(Stored data)
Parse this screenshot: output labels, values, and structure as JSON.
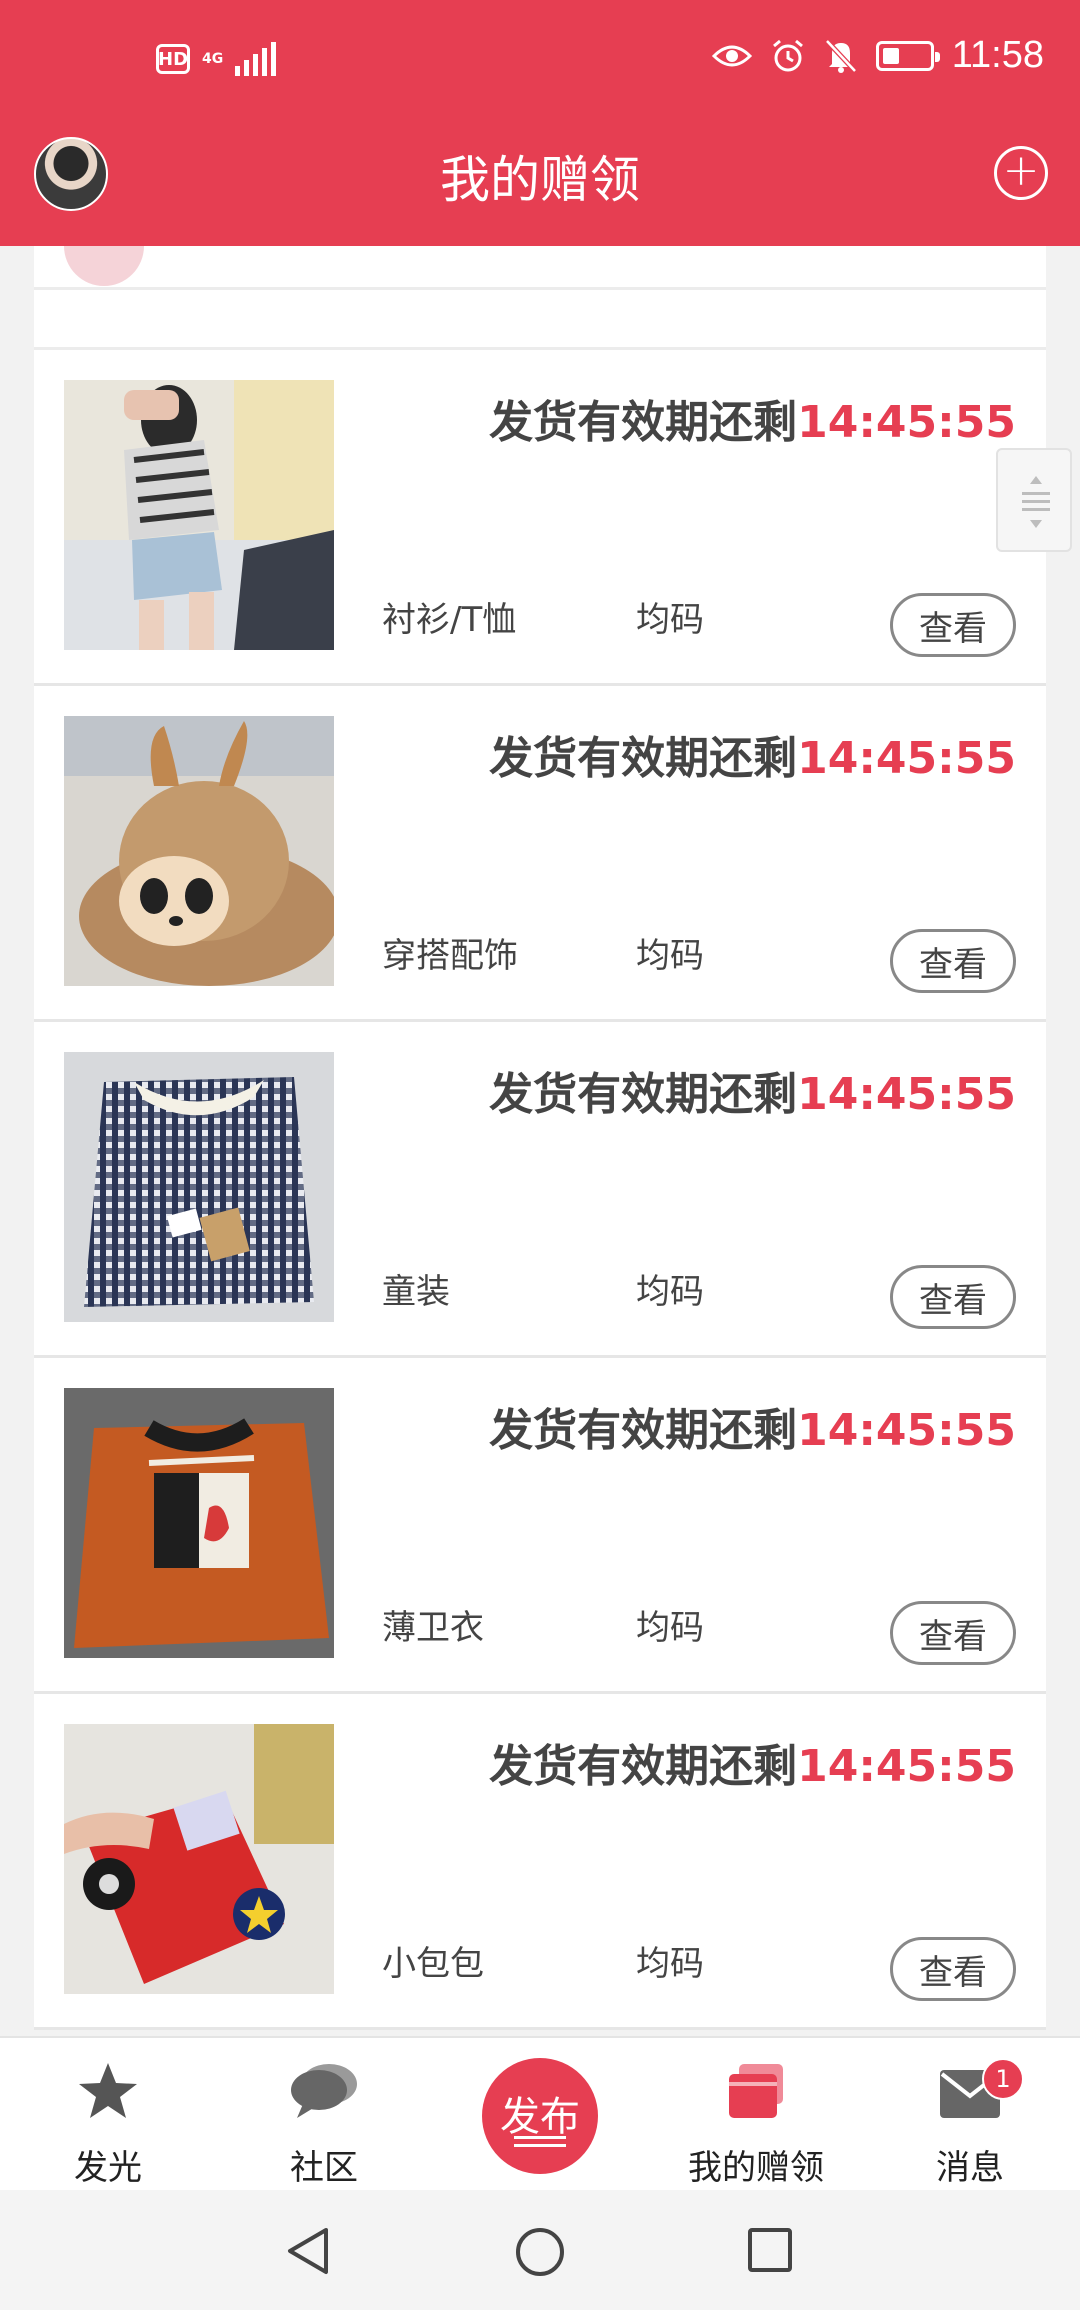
{
  "status_bar": {
    "hd": "HD",
    "network": "4G",
    "time": "11:58"
  },
  "header": {
    "title": "我的赠领"
  },
  "items": [
    {
      "countdown_label": "发货有效期还剩",
      "countdown_time": "14:45:55",
      "category": "衬衫/T恤",
      "size": "均码",
      "view_label": "查看",
      "thumb_icon": "shirt-photo"
    },
    {
      "countdown_label": "发货有效期还剩",
      "countdown_time": "14:45:55",
      "category": "穿搭配饰",
      "size": "均码",
      "view_label": "查看",
      "thumb_icon": "hat-photo"
    },
    {
      "countdown_label": "发货有效期还剩",
      "countdown_time": "14:45:55",
      "category": "童装",
      "size": "均码",
      "view_label": "查看",
      "thumb_icon": "plaid-dress-photo"
    },
    {
      "countdown_label": "发货有效期还剩",
      "countdown_time": "14:45:55",
      "category": "薄卫衣",
      "size": "均码",
      "view_label": "查看",
      "thumb_icon": "orange-sweatshirt-photo"
    },
    {
      "countdown_label": "发货有效期还剩",
      "countdown_time": "14:45:55",
      "category": "小包包",
      "size": "均码",
      "view_label": "查看",
      "thumb_icon": "police-bag-photo"
    }
  ],
  "bottom_nav": {
    "items": [
      {
        "label": "发光",
        "icon": "star-icon"
      },
      {
        "label": "社区",
        "icon": "chat-bubble-icon"
      },
      {
        "label": "我的赠领",
        "icon": "gift-cards-icon"
      },
      {
        "label": "消息",
        "icon": "mail-icon",
        "badge": "1"
      }
    ],
    "publish_label": "发布"
  },
  "colors": {
    "accent": "#e63e52",
    "text": "#444444"
  }
}
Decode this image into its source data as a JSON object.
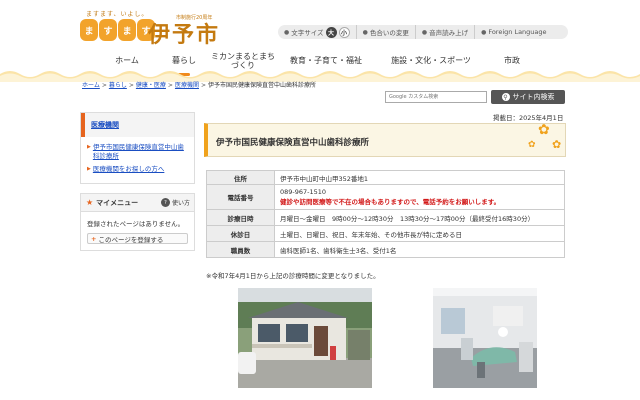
{
  "logo": {
    "tagline": "ますます、いよし。",
    "glyphs": [
      "ま",
      "す",
      "ま",
      "す"
    ],
    "city_name": "伊予市",
    "seal": "市制施行20周年"
  },
  "utility": {
    "font_size_label": "文字サイズ",
    "font_large": "大",
    "font_small": "小",
    "color_change": "色合いの変更",
    "read_aloud": "音声読み上げ",
    "foreign_language": "Foreign Language"
  },
  "gnav": {
    "items": [
      {
        "label": "ホーム"
      },
      {
        "label": "暮らし"
      },
      {
        "label": "ミカンまるとまちづくり"
      },
      {
        "label": "教育・子育て・福祉"
      },
      {
        "label": "施設・文化・スポーツ"
      },
      {
        "label": "市政"
      }
    ]
  },
  "breadcrumb": {
    "items": [
      "ホーム",
      "暮らし",
      "健康・医療",
      "医療機関"
    ],
    "current": "伊予市国民健康保険直営中山歯科診療所"
  },
  "search": {
    "placeholder": "Google カスタム検索",
    "button": "サイト内検索"
  },
  "sidebar": {
    "heading": "医療機関",
    "links": [
      "伊予市国民健康保険直営中山歯科診療所",
      "医療機関をお探しの方へ"
    ]
  },
  "mymenu": {
    "title": "マイメニュー",
    "help": "使い方",
    "empty": "登録されたページはありません。",
    "register": "このページを登録する"
  },
  "main": {
    "published": "掲載日：2025年4月1日",
    "title": "伊予市国民健康保険直営中山歯科診療所",
    "table": {
      "address_label": "住所",
      "address": "伊予市中山町中山甲352番地1",
      "phone_label": "電話番号",
      "phone": "089-967-1510",
      "phone_warning": "健診や訪問医療等で不在の場合もありますので、電話予約をお願いします。",
      "hours_label": "診療日時",
      "hours": "月曜日～金曜日　9時00分～12時30分　13時30分～17時00分（最終受付16時30分）",
      "holidays_label": "休診日",
      "holidays": "土曜日、日曜日、祝日、年末年始、その他市長が特に定める日",
      "staff_label": "職員数",
      "staff": "歯科医師1名、歯科衛生士3名、受付1名"
    },
    "note": "※令和7年4月1日から上記の診療時間に変更となりました。"
  },
  "colors": {
    "accent_orange": "#f0a21c",
    "link_blue": "#1a4ec2",
    "warning_red": "#d21818"
  }
}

Stated problem: Transcribe every record above exactly, leaving out the pictures.

Problem solution:
Parse this screenshot: output labels, values, and structure as JSON.
{
  "status_bar": {
    "hd": "HD",
    "network": "4G",
    "time": "11:58"
  },
  "header": {
    "title": "我的赠领"
  },
  "items": [
    {
      "countdown_label": "发货有效期还剩",
      "countdown_time": "14:45:55",
      "category": "衬衫/T恤",
      "size": "均码",
      "view_label": "查看",
      "thumb_icon": "shirt-photo"
    },
    {
      "countdown_label": "发货有效期还剩",
      "countdown_time": "14:45:55",
      "category": "穿搭配饰",
      "size": "均码",
      "view_label": "查看",
      "thumb_icon": "hat-photo"
    },
    {
      "countdown_label": "发货有效期还剩",
      "countdown_time": "14:45:55",
      "category": "童装",
      "size": "均码",
      "view_label": "查看",
      "thumb_icon": "plaid-dress-photo"
    },
    {
      "countdown_label": "发货有效期还剩",
      "countdown_time": "14:45:55",
      "category": "薄卫衣",
      "size": "均码",
      "view_label": "查看",
      "thumb_icon": "orange-sweatshirt-photo"
    },
    {
      "countdown_label": "发货有效期还剩",
      "countdown_time": "14:45:55",
      "category": "小包包",
      "size": "均码",
      "view_label": "查看",
      "thumb_icon": "police-bag-photo"
    }
  ],
  "bottom_nav": {
    "items": [
      {
        "label": "发光",
        "icon": "star-icon"
      },
      {
        "label": "社区",
        "icon": "chat-bubble-icon"
      },
      {
        "label": "我的赠领",
        "icon": "gift-cards-icon"
      },
      {
        "label": "消息",
        "icon": "mail-icon",
        "badge": "1"
      }
    ],
    "publish_label": "发布"
  },
  "colors": {
    "accent": "#e63e52",
    "text": "#444444"
  }
}
Decode this image into its source data as a JSON object.
{
  "logo": {
    "tagline": "ますます、いよし。",
    "glyphs": [
      "ま",
      "す",
      "ま",
      "す"
    ],
    "city_name": "伊予市",
    "seal": "市制施行20周年"
  },
  "utility": {
    "font_size_label": "文字サイズ",
    "font_large": "大",
    "font_small": "小",
    "color_change": "色合いの変更",
    "read_aloud": "音声読み上げ",
    "foreign_language": "Foreign Language"
  },
  "gnav": {
    "items": [
      {
        "label": "ホーム"
      },
      {
        "label": "暮らし"
      },
      {
        "label": "ミカンまるとまちづくり"
      },
      {
        "label": "教育・子育て・福祉"
      },
      {
        "label": "施設・文化・スポーツ"
      },
      {
        "label": "市政"
      }
    ]
  },
  "breadcrumb": {
    "items": [
      "ホーム",
      "暮らし",
      "健康・医療",
      "医療機関"
    ],
    "current": "伊予市国民健康保険直営中山歯科診療所"
  },
  "search": {
    "placeholder": "Google カスタム検索",
    "button": "サイト内検索"
  },
  "sidebar": {
    "heading": "医療機関",
    "links": [
      "伊予市国民健康保険直営中山歯科診療所",
      "医療機関をお探しの方へ"
    ]
  },
  "mymenu": {
    "title": "マイメニュー",
    "help": "使い方",
    "empty": "登録されたページはありません。",
    "register": "このページを登録する"
  },
  "main": {
    "published": "掲載日：2025年4月1日",
    "title": "伊予市国民健康保険直営中山歯科診療所",
    "table": {
      "address_label": "住所",
      "address": "伊予市中山町中山甲352番地1",
      "phone_label": "電話番号",
      "phone": "089-967-1510",
      "phone_warning": "健診や訪問医療等で不在の場合もありますので、電話予約をお願いします。",
      "hours_label": "診療日時",
      "hours": "月曜日～金曜日　9時00分～12時30分　13時30分～17時00分（最終受付16時30分）",
      "holidays_label": "休診日",
      "holidays": "土曜日、日曜日、祝日、年末年始、その他市長が特に定める日",
      "staff_label": "職員数",
      "staff": "歯科医師1名、歯科衛生士3名、受付1名"
    },
    "note": "※令和7年4月1日から上記の診療時間に変更となりました。"
  },
  "colors": {
    "accent_orange": "#f0a21c",
    "link_blue": "#1a4ec2",
    "warning_red": "#d21818"
  }
}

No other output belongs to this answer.